DATA EXCERPTS:
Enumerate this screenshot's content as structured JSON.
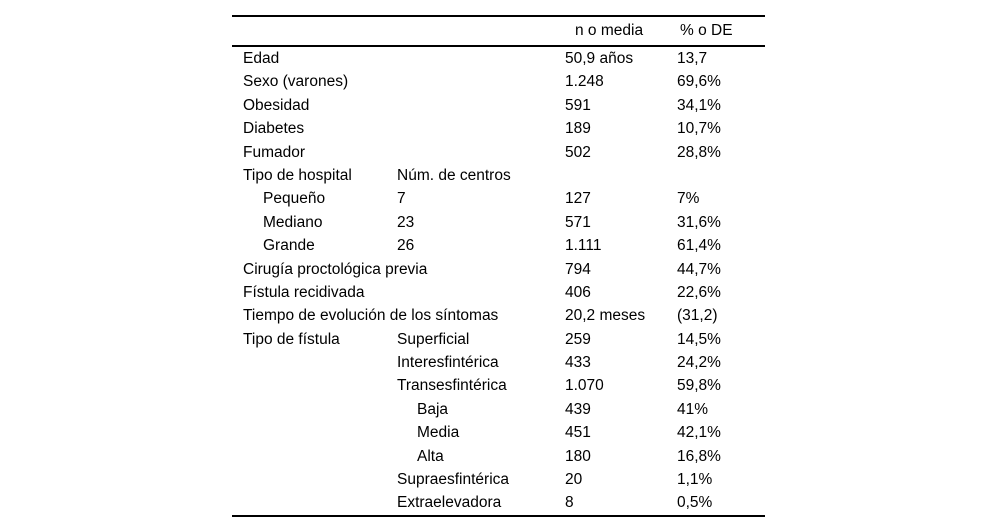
{
  "page": {
    "background": "#ffffff",
    "text_color": "#000000",
    "rule_color": "#000000"
  },
  "table": {
    "headers": {
      "label": "",
      "sub": "",
      "n": "n o media",
      "pct": "% o DE"
    },
    "rows": [
      {
        "label": "Edad",
        "sub": "",
        "n": "50,9 años",
        "pct": "13,7",
        "label_indent": 0,
        "sub_indent": 0
      },
      {
        "label": "Sexo (varones)",
        "sub": "",
        "n": "1.248",
        "pct": "69,6%",
        "label_indent": 0,
        "sub_indent": 0
      },
      {
        "label": "Obesidad",
        "sub": "",
        "n": "591",
        "pct": "34,1%",
        "label_indent": 0,
        "sub_indent": 0
      },
      {
        "label": "Diabetes",
        "sub": "",
        "n": "189",
        "pct": "10,7%",
        "label_indent": 0,
        "sub_indent": 0
      },
      {
        "label": "Fumador",
        "sub": "",
        "n": "502",
        "pct": "28,8%",
        "label_indent": 0,
        "sub_indent": 0
      },
      {
        "label": "Tipo de hospital",
        "sub": "Núm. de centros",
        "n": "",
        "pct": "",
        "label_indent": 0,
        "sub_indent": 0
      },
      {
        "label": "Pequeño",
        "sub": "7",
        "n": "127",
        "pct": "7%",
        "label_indent": 1,
        "sub_indent": 0
      },
      {
        "label": "Mediano",
        "sub": "23",
        "n": "571",
        "pct": "31,6%",
        "label_indent": 1,
        "sub_indent": 0
      },
      {
        "label": "Grande",
        "sub": "26",
        "n": "1.111",
        "pct": "61,4%",
        "label_indent": 1,
        "sub_indent": 0
      },
      {
        "label": "Cirugía proctológica previa",
        "sub": "",
        "n": "794",
        "pct": "44,7%",
        "label_indent": 0,
        "sub_indent": 0
      },
      {
        "label": "Fístula recidivada",
        "sub": "",
        "n": "406",
        "pct": "22,6%",
        "label_indent": 0,
        "sub_indent": 0
      },
      {
        "label": "Tiempo de evolución de los síntomas",
        "sub": "",
        "n": "20,2 meses",
        "pct": "(31,2)",
        "label_indent": 0,
        "sub_indent": 0
      },
      {
        "label": "Tipo de fístula",
        "sub": "Superficial",
        "n": "259",
        "pct": "14,5%",
        "label_indent": 0,
        "sub_indent": 0
      },
      {
        "label": "",
        "sub": "Interesfintérica",
        "n": "433",
        "pct": "24,2%",
        "label_indent": 0,
        "sub_indent": 0
      },
      {
        "label": "",
        "sub": "Transesfintérica",
        "n": "1.070",
        "pct": "59,8%",
        "label_indent": 0,
        "sub_indent": 0
      },
      {
        "label": "",
        "sub": "Baja",
        "n": "439",
        "pct": "41%",
        "label_indent": 0,
        "sub_indent": 1
      },
      {
        "label": "",
        "sub": "Media",
        "n": "451",
        "pct": "42,1%",
        "label_indent": 0,
        "sub_indent": 1
      },
      {
        "label": "",
        "sub": "Alta",
        "n": "180",
        "pct": "16,8%",
        "label_indent": 0,
        "sub_indent": 1
      },
      {
        "label": "",
        "sub": "Supraesfintérica",
        "n": "20",
        "pct": "1,1%",
        "label_indent": 0,
        "sub_indent": 0
      },
      {
        "label": "",
        "sub": "Extraelevadora",
        "n": "8",
        "pct": "0,5%",
        "label_indent": 0,
        "sub_indent": 0
      }
    ]
  }
}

DIRECTIVE: For the data above, state how many lines contain "Tipo"; the number is the whole answer.

THE OUTPUT: 2